╭─ Exercise data

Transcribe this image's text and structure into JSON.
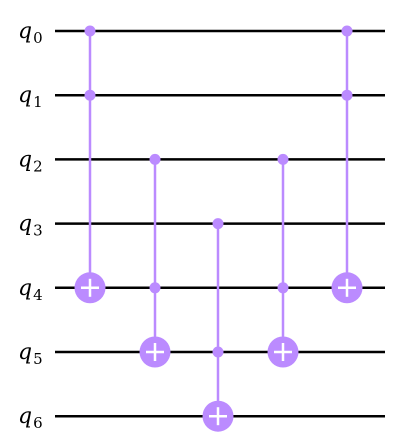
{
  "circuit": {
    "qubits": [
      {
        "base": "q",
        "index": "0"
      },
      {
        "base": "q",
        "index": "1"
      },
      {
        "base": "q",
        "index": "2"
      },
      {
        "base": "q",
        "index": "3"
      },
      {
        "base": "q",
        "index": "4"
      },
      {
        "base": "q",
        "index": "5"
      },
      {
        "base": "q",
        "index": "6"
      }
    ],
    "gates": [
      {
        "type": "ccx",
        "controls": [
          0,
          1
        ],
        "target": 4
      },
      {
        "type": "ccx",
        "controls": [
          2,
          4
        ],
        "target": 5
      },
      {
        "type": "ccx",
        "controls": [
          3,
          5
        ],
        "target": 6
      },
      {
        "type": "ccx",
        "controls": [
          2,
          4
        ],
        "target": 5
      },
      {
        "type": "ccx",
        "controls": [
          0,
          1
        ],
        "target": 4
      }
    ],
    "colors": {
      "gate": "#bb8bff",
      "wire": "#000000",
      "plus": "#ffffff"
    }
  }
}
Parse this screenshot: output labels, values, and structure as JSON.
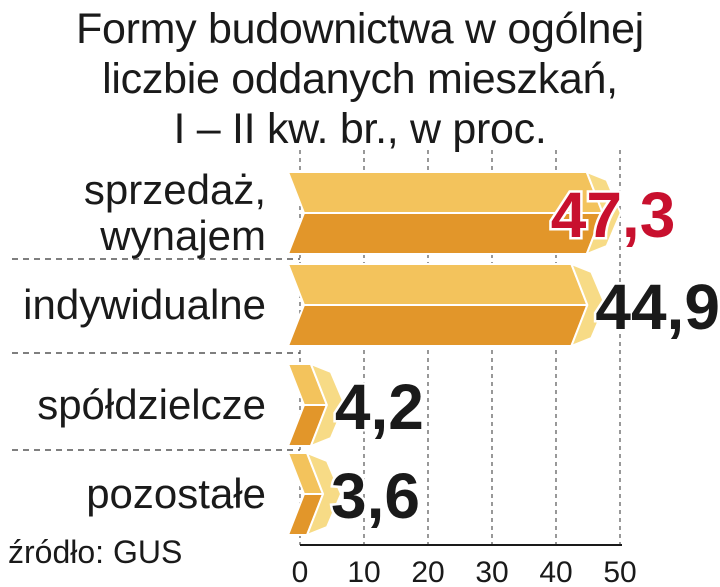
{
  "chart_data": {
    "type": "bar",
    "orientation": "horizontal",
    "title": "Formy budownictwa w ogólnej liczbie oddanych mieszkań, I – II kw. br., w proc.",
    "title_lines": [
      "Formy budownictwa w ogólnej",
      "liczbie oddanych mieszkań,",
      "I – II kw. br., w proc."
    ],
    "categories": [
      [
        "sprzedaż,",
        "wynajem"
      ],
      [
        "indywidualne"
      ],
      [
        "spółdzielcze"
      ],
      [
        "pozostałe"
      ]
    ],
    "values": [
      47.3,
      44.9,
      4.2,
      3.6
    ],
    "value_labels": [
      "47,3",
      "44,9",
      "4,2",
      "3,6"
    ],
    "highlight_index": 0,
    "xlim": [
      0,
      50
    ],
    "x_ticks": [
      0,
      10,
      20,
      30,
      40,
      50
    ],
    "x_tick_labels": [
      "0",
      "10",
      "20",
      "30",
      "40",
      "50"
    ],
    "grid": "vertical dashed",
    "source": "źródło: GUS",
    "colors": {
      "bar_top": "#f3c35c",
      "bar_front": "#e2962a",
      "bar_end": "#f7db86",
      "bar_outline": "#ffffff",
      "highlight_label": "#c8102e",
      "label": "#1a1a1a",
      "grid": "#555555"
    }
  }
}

╰─

Objective: Every entry above should be duplicated exactly. Do not include the images.

Complete answer:
Transcribe this image's text and structure into JSON.
{
  "circuit": {
    "qubits": [
      {
        "base": "q",
        "index": "0"
      },
      {
        "base": "q",
        "index": "1"
      },
      {
        "base": "q",
        "index": "2"
      },
      {
        "base": "q",
        "index": "3"
      },
      {
        "base": "q",
        "index": "4"
      },
      {
        "base": "q",
        "index": "5"
      },
      {
        "base": "q",
        "index": "6"
      }
    ],
    "gates": [
      {
        "type": "ccx",
        "controls": [
          0,
          1
        ],
        "target": 4
      },
      {
        "type": "ccx",
        "controls": [
          2,
          4
        ],
        "target": 5
      },
      {
        "type": "ccx",
        "controls": [
          3,
          5
        ],
        "target": 6
      },
      {
        "type": "ccx",
        "controls": [
          2,
          4
        ],
        "target": 5
      },
      {
        "type": "ccx",
        "controls": [
          0,
          1
        ],
        "target": 4
      }
    ],
    "colors": {
      "gate": "#bb8bff",
      "wire": "#000000",
      "plus": "#ffffff"
    }
  }
}
Parse this screenshot: output labels, values, and structure as JSON.
{
  "chart_data": {
    "type": "bar",
    "orientation": "horizontal",
    "title": "Formy budownictwa w ogólnej liczbie oddanych mieszkań, I – II kw. br., w proc.",
    "title_lines": [
      "Formy budownictwa w ogólnej",
      "liczbie oddanych mieszkań,",
      "I – II kw. br., w proc."
    ],
    "categories": [
      [
        "sprzedaż,",
        "wynajem"
      ],
      [
        "indywidualne"
      ],
      [
        "spółdzielcze"
      ],
      [
        "pozostałe"
      ]
    ],
    "values": [
      47.3,
      44.9,
      4.2,
      3.6
    ],
    "value_labels": [
      "47,3",
      "44,9",
      "4,2",
      "3,6"
    ],
    "highlight_index": 0,
    "xlim": [
      0,
      50
    ],
    "x_ticks": [
      0,
      10,
      20,
      30,
      40,
      50
    ],
    "x_tick_labels": [
      "0",
      "10",
      "20",
      "30",
      "40",
      "50"
    ],
    "grid": "vertical dashed",
    "source": "źródło: GUS",
    "colors": {
      "bar_top": "#f3c35c",
      "bar_front": "#e2962a",
      "bar_end": "#f7db86",
      "bar_outline": "#ffffff",
      "highlight_label": "#c8102e",
      "label": "#1a1a1a",
      "grid": "#555555"
    }
  }
}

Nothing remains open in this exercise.